— Requirements —
Each line in the entries below that holds the string "number" is to be listed.

Some records

-----

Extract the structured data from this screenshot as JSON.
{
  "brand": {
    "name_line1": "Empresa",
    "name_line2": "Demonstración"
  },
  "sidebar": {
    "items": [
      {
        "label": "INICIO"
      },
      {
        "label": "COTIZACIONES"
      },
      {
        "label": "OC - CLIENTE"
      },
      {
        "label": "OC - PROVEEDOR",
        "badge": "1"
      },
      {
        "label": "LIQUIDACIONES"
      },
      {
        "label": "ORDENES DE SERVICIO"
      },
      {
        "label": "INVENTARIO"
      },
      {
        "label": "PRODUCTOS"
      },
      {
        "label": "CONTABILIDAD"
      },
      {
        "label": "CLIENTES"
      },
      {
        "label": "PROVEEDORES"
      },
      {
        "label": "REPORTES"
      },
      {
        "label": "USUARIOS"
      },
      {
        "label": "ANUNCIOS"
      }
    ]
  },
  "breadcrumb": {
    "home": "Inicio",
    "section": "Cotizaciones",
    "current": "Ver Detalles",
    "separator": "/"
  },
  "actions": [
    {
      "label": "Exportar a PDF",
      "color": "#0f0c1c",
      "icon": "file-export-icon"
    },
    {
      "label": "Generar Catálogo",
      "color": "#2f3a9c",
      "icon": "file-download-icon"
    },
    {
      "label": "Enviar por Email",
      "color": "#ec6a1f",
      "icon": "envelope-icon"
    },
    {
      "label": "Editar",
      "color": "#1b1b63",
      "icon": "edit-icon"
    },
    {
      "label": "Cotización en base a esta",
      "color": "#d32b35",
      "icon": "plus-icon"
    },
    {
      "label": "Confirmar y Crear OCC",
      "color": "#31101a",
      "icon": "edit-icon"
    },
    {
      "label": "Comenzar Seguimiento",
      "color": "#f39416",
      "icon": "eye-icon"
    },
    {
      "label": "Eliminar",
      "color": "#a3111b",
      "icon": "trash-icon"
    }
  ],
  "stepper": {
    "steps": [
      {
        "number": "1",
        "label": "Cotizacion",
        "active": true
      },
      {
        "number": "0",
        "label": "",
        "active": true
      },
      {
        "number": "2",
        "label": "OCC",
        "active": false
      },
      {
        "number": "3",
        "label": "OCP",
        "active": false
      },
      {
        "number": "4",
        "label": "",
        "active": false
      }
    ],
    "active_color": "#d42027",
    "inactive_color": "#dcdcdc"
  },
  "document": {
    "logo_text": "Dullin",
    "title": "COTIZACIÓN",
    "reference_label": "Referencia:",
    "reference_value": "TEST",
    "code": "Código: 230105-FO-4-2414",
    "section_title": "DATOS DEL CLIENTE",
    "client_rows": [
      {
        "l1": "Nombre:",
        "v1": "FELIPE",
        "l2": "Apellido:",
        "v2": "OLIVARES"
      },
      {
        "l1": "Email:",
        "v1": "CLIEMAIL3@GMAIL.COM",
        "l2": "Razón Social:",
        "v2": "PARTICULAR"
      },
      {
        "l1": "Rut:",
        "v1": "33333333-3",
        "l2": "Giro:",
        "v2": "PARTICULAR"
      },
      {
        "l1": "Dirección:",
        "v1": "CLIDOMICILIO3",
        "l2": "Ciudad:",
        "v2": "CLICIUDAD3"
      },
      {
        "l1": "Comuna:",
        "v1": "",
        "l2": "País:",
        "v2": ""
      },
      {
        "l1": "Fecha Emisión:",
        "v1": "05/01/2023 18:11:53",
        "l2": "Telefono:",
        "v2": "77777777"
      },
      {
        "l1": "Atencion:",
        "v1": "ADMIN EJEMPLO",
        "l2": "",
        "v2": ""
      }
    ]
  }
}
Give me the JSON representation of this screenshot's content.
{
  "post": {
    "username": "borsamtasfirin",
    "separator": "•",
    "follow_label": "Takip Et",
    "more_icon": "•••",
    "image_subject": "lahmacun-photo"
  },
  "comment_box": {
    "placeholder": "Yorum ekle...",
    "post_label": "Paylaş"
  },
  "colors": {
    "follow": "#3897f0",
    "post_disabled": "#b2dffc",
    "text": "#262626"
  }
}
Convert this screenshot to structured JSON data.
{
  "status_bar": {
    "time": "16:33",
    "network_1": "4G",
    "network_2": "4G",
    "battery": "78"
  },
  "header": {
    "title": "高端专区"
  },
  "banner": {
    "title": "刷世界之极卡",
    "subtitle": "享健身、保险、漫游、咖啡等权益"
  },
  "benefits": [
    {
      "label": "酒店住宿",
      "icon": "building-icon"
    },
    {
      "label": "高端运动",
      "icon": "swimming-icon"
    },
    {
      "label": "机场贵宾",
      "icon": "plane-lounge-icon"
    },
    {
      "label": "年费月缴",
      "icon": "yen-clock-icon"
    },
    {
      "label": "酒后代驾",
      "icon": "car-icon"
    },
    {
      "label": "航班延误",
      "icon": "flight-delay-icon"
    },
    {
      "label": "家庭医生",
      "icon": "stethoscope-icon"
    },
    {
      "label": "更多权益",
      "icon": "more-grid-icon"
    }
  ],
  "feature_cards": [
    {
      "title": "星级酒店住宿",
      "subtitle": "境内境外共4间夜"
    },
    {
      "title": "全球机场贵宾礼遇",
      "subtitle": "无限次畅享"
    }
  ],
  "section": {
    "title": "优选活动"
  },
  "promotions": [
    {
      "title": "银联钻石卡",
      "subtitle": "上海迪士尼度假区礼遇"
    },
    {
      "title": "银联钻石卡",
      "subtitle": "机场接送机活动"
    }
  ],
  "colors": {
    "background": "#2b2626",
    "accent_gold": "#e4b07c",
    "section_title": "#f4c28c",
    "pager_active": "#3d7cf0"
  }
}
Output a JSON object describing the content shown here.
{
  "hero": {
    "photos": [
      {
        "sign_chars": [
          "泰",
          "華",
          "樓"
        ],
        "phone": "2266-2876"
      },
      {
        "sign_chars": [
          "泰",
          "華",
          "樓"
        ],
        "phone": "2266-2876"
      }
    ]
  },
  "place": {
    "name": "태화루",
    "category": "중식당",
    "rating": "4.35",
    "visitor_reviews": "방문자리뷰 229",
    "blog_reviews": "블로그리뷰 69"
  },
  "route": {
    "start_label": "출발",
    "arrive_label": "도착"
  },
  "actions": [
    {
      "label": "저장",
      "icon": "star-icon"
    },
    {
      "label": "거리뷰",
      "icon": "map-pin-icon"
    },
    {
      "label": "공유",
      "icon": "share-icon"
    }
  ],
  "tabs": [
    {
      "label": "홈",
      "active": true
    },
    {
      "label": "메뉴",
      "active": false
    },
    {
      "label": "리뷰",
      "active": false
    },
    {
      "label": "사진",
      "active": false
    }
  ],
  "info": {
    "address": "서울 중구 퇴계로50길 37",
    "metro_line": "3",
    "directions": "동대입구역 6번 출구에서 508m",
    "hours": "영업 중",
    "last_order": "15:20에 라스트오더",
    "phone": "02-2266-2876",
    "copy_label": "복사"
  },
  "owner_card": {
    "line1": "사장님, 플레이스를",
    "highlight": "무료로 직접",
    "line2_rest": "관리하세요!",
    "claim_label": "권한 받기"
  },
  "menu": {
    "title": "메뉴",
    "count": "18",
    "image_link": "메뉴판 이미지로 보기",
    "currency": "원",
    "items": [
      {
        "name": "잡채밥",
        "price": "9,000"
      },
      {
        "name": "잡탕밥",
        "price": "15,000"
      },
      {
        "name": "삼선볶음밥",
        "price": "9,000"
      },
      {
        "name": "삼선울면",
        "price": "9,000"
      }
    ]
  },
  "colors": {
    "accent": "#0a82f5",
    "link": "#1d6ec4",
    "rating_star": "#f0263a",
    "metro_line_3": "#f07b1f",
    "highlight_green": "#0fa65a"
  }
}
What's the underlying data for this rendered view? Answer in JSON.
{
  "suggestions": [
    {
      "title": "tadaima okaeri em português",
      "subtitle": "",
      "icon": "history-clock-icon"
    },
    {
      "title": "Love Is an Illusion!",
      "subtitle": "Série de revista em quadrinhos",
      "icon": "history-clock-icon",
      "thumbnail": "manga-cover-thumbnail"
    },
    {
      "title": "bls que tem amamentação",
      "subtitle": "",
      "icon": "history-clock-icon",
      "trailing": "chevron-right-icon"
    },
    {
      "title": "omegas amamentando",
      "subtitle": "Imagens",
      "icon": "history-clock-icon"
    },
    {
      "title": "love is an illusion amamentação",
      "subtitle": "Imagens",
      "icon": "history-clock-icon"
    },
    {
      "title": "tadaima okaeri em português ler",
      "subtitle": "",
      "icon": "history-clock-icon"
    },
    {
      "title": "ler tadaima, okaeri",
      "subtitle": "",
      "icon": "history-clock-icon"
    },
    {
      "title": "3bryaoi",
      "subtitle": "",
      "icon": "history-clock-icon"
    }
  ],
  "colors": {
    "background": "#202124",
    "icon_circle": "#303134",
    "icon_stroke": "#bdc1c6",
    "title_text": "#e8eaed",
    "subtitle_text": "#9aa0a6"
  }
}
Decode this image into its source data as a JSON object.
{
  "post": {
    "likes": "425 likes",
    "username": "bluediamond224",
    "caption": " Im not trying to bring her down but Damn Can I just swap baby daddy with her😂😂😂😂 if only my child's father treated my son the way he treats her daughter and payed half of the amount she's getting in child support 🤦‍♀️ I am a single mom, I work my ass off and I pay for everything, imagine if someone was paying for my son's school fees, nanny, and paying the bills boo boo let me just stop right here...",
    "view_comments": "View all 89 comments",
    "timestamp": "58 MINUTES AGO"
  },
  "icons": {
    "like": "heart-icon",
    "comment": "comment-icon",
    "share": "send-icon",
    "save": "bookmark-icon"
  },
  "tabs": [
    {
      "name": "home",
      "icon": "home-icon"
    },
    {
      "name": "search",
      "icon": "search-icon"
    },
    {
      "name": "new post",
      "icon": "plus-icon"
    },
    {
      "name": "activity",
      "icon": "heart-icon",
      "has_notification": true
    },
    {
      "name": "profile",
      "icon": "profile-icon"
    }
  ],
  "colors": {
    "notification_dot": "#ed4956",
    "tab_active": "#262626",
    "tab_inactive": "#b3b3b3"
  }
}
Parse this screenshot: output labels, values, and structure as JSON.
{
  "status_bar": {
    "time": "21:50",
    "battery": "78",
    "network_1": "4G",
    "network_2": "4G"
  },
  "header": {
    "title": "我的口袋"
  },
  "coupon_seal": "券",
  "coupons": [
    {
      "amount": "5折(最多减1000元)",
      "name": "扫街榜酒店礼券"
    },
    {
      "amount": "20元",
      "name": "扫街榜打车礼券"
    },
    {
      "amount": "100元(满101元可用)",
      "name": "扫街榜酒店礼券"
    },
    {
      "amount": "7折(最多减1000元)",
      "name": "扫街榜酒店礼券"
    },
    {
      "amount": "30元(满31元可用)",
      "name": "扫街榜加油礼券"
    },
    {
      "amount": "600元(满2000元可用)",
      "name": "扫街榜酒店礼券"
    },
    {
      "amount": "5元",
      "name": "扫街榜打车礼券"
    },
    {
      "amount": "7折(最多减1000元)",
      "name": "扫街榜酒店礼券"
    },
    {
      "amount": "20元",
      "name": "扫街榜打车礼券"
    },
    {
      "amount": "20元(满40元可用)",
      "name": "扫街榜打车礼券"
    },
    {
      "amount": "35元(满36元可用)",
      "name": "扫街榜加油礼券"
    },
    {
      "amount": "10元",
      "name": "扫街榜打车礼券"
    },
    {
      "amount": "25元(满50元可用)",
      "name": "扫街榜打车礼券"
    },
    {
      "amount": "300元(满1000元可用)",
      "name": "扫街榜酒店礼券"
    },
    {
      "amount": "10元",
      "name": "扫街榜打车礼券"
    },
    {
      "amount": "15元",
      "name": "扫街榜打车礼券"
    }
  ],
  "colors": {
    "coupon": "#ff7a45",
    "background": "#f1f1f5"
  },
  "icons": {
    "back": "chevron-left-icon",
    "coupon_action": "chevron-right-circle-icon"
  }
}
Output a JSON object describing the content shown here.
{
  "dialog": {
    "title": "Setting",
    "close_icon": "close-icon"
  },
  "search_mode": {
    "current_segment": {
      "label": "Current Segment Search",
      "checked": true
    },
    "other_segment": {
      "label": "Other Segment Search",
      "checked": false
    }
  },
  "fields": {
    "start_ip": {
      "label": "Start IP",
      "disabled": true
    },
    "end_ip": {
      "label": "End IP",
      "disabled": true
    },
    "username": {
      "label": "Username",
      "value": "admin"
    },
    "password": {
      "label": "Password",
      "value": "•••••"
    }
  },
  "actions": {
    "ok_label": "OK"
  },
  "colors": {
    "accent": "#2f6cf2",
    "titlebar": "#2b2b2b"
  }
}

-----

— Complete answer —
        "number": "1",
        "number": "0",
        "number": "2",
        "number": "3",
        "number": "4",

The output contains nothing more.